··· Data extract

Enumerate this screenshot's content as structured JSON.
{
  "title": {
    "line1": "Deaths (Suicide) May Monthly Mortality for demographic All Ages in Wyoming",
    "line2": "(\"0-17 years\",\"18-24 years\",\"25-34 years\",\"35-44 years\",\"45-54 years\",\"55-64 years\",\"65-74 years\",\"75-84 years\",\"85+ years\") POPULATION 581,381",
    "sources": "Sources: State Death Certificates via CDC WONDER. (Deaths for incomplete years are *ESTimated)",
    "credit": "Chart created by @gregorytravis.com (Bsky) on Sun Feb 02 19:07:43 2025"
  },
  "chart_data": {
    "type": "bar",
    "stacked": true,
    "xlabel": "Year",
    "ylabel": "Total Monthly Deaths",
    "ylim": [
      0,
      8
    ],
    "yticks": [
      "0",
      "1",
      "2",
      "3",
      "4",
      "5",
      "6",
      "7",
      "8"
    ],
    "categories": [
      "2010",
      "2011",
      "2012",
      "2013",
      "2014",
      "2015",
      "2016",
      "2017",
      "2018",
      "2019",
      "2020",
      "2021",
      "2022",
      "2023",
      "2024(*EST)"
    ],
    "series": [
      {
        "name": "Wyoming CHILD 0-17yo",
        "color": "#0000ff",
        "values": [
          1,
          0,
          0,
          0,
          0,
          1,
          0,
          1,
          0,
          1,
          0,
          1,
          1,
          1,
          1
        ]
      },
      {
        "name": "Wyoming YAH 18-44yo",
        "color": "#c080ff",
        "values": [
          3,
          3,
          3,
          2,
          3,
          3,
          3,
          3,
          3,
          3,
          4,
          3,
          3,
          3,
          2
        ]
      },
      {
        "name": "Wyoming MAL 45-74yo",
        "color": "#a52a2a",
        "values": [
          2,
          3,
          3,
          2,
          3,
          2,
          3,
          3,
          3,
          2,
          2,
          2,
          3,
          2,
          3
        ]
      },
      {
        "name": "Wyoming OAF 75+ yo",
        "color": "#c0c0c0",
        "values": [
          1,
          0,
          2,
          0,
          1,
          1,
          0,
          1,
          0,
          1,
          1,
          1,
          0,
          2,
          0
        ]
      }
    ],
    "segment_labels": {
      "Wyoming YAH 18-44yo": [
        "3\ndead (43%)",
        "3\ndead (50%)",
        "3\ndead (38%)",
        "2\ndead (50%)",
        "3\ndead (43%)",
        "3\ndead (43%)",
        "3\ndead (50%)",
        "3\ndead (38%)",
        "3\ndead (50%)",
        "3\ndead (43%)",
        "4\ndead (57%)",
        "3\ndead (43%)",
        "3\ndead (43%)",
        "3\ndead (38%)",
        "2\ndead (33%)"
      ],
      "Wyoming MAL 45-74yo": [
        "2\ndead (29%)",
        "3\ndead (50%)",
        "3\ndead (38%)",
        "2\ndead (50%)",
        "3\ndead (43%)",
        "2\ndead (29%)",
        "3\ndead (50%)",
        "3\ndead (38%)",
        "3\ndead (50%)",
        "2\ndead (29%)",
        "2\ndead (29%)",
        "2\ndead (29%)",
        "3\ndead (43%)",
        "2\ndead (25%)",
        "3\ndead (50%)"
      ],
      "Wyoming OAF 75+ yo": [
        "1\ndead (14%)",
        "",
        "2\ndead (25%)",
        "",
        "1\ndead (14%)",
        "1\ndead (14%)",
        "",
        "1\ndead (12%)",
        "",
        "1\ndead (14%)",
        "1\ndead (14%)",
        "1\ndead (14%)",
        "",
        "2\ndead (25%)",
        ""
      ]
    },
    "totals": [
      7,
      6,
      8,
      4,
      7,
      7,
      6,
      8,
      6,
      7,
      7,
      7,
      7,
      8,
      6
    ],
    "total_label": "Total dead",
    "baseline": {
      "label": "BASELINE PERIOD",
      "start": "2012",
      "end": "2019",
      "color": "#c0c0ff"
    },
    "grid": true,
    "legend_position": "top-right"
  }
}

······

**What is needed**
Search the records above for "Monthly". Copy each line where it is found.

**Response to the exercise**
    "line1": "Deaths (Suicide) May Monthly Mortality for demographic All Ages in Wyoming",
    "ylabel": "Total Monthly Deaths",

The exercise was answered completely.